Stored data entries
-------

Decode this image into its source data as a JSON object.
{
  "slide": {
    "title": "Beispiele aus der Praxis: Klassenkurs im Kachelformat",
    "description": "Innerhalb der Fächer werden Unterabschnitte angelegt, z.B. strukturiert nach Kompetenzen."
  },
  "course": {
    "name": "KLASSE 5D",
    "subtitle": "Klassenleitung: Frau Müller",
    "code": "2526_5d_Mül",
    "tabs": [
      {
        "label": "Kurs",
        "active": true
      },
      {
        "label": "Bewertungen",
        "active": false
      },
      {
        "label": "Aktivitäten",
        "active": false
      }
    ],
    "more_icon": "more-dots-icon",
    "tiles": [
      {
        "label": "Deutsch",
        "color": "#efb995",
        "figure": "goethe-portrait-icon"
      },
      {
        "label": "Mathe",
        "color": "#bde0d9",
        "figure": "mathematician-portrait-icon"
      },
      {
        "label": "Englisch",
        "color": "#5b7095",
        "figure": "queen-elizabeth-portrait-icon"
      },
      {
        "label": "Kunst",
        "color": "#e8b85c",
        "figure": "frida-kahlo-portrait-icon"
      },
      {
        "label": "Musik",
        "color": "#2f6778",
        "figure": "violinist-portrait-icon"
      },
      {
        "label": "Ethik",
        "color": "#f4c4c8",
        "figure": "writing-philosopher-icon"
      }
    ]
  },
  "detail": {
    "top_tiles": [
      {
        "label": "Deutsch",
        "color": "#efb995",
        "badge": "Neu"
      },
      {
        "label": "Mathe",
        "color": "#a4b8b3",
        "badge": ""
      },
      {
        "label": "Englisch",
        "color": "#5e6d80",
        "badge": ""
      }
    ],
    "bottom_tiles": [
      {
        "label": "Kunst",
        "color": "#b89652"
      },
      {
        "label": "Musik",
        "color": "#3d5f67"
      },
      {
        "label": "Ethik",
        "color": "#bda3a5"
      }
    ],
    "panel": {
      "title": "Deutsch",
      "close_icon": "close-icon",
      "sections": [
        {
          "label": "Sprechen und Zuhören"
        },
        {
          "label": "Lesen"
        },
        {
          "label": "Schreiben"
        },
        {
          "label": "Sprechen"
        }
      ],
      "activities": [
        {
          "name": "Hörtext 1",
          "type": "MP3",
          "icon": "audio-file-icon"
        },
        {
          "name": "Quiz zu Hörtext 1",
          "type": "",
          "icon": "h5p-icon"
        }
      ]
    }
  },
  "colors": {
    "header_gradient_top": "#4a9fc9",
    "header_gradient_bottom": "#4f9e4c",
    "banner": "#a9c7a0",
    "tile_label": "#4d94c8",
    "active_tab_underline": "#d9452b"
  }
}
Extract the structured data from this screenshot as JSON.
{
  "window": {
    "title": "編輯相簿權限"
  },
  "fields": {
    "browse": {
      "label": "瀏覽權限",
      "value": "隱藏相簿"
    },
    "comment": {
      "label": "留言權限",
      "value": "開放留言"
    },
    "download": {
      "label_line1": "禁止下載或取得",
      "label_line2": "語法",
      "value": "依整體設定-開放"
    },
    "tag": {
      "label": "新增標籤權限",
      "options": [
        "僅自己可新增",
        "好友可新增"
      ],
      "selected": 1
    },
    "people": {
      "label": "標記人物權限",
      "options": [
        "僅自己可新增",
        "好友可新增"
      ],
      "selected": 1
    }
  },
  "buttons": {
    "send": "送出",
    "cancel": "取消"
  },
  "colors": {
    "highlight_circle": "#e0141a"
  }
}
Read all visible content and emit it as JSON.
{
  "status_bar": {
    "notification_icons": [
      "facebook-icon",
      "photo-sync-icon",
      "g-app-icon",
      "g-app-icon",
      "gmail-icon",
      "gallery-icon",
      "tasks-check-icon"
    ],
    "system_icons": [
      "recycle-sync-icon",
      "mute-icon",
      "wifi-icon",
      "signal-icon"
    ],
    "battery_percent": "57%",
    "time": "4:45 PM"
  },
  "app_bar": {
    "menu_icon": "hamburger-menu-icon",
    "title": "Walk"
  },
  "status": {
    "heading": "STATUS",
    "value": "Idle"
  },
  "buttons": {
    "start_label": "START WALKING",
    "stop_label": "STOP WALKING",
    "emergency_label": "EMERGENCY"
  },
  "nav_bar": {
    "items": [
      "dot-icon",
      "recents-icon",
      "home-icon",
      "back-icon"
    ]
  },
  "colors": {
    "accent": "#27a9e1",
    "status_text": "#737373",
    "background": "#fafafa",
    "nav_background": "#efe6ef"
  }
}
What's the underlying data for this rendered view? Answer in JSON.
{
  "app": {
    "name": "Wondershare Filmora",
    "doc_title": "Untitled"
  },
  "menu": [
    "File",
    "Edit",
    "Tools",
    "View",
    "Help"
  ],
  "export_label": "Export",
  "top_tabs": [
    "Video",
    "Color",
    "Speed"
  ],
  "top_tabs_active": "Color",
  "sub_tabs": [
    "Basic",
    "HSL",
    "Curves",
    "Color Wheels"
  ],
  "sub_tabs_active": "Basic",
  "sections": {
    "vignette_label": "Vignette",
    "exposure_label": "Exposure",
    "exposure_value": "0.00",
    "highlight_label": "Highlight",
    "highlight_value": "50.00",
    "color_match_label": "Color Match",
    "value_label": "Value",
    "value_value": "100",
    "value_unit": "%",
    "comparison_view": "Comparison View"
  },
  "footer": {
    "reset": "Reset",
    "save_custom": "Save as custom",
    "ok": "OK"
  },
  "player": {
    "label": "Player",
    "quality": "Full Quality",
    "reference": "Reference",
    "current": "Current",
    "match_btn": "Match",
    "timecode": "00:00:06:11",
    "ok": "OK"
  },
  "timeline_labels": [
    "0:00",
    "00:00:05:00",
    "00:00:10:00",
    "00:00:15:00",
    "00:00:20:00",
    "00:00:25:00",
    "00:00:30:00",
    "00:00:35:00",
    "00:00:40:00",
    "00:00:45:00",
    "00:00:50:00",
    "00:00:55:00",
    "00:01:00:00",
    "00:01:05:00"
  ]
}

-------

Copy out the data shown above without altering anything.

Decode this image into its source data as a JSON object.
{
  "slide": {
    "title": "Beispiele aus der Praxis: Klassenkurs im Kachelformat",
    "description": "Innerhalb der Fächer werden Unterabschnitte angelegt, z.B. strukturiert nach Kompetenzen."
  },
  "course": {
    "name": "KLASSE 5D",
    "subtitle": "Klassenleitung: Frau Müller",
    "code": "2526_5d_Mül",
    "tabs": [
      {
        "label": "Kurs",
        "active": true
      },
      {
        "label": "Bewertungen",
        "active": false
      },
      {
        "label": "Aktivitäten",
        "active": false
      }
    ],
    "more_icon": "more-dots-icon",
    "tiles": [
      {
        "label": "Deutsch",
        "color": "#efb995",
        "figure": "goethe-portrait-icon"
      },
      {
        "label": "Mathe",
        "color": "#bde0d9",
        "figure": "mathematician-portrait-icon"
      },
      {
        "label": "Englisch",
        "color": "#5b7095",
        "figure": "queen-elizabeth-portrait-icon"
      },
      {
        "label": "Kunst",
        "color": "#e8b85c",
        "figure": "frida-kahlo-portrait-icon"
      },
      {
        "label": "Musik",
        "color": "#2f6778",
        "figure": "violinist-portrait-icon"
      },
      {
        "label": "Ethik",
        "color": "#f4c4c8",
        "figure": "writing-philosopher-icon"
      }
    ]
  },
  "detail": {
    "top_tiles": [
      {
        "label": "Deutsch",
        "color": "#efb995",
        "badge": "Neu"
      },
      {
        "label": "Mathe",
        "color": "#a4b8b3",
        "badge": ""
      },
      {
        "label": "Englisch",
        "color": "#5e6d80",
        "badge": ""
      }
    ],
    "bottom_tiles": [
      {
        "label": "Kunst",
        "color": "#b89652"
      },
      {
        "label": "Musik",
        "color": "#3d5f67"
      },
      {
        "label": "Ethik",
        "color": "#bda3a5"
      }
    ],
    "panel": {
      "title": "Deutsch",
      "close_icon": "close-icon",
      "sections": [
        {
          "label": "Sprechen und Zuhören"
        },
        {
          "label": "Lesen"
        },
        {
          "label": "Schreiben"
        },
        {
          "label": "Sprechen"
        }
      ],
      "activities": [
        {
          "name": "Hörtext 1",
          "type": "MP3",
          "icon": "audio-file-icon"
        },
        {
          "name": "Quiz zu Hörtext 1",
          "type": "",
          "icon": "h5p-icon"
        }
      ]
    }
  },
  "colors": {
    "header_gradient_top": "#4a9fc9",
    "header_gradient_bottom": "#4f9e4c",
    "banner": "#a9c7a0",
    "tile_label": "#4d94c8",
    "active_tab_underline": "#d9452b"
  }
}
Extract the structured data from this screenshot as JSON.
{
  "window": {
    "title": "編輯相簿權限"
  },
  "fields": {
    "browse": {
      "label": "瀏覽權限",
      "value": "隱藏相簿"
    },
    "comment": {
      "label": "留言權限",
      "value": "開放留言"
    },
    "download": {
      "label_line1": "禁止下載或取得",
      "label_line2": "語法",
      "value": "依整體設定-開放"
    },
    "tag": {
      "label": "新增標籤權限",
      "options": [
        "僅自己可新增",
        "好友可新增"
      ],
      "selected": 1
    },
    "people": {
      "label": "標記人物權限",
      "options": [
        "僅自己可新增",
        "好友可新增"
      ],
      "selected": 1
    }
  },
  "buttons": {
    "send": "送出",
    "cancel": "取消"
  },
  "colors": {
    "highlight_circle": "#e0141a"
  }
}
Read all visible content and emit it as JSON.
{
  "status_bar": {
    "notification_icons": [
      "facebook-icon",
      "photo-sync-icon",
      "g-app-icon",
      "g-app-icon",
      "gmail-icon",
      "gallery-icon",
      "tasks-check-icon"
    ],
    "system_icons": [
      "recycle-sync-icon",
      "mute-icon",
      "wifi-icon",
      "signal-icon"
    ],
    "battery_percent": "57%",
    "time": "4:45 PM"
  },
  "app_bar": {
    "menu_icon": "hamburger-menu-icon",
    "title": "Walk"
  },
  "status": {
    "heading": "STATUS",
    "value": "Idle"
  },
  "buttons": {
    "start_label": "START WALKING",
    "stop_label": "STOP WALKING",
    "emergency_label": "EMERGENCY"
  },
  "nav_bar": {
    "items": [
      "dot-icon",
      "recents-icon",
      "home-icon",
      "back-icon"
    ]
  },
  "colors": {
    "accent": "#27a9e1",
    "status_text": "#737373",
    "background": "#fafafa",
    "nav_background": "#efe6ef"
  }
}
What's the underlying data for this rendered view? Answer in JSON.
{
  "app": {
    "name": "Wondershare Filmora",
    "doc_title": "Untitled"
  },
  "menu": [
    "File",
    "Edit",
    "Tools",
    "View",
    "Help"
  ],
  "export_label": "Export",
  "top_tabs": [
    "Video",
    "Color",
    "Speed"
  ],
  "top_tabs_active": "Color",
  "sub_tabs": [
    "Basic",
    "HSL",
    "Curves",
    "Color Wheels"
  ],
  "sub_tabs_active": "Basic",
  "sections": {
    "vignette_label": "Vignette",
    "exposure_label": "Exposure",
    "exposure_value": "0.00",
    "highlight_label": "Highlight",
    "highlight_value": "50.00",
    "color_match_label": "Color Match",
    "value_label": "Value",
    "value_value": "100",
    "value_unit": "%",
    "comparison_view": "Comparison View"
  },
  "footer": {
    "reset": "Reset",
    "save_custom": "Save as custom",
    "ok": "OK"
  },
  "player": {
    "label": "Player",
    "quality": "Full Quality",
    "reference": "Reference",
    "current": "Current",
    "match_btn": "Match",
    "timecode": "00:00:06:11",
    "ok": "OK"
  },
  "timeline_labels": [
    "0:00",
    "00:00:05:00",
    "00:00:10:00",
    "00:00:15:00",
    "00:00:20:00",
    "00:00:25:00",
    "00:00:30:00",
    "00:00:35:00",
    "00:00:40:00",
    "00:00:45:00",
    "00:00:50:00",
    "00:00:55:00",
    "00:01:00:00",
    "00:01:05:00"
  ]
}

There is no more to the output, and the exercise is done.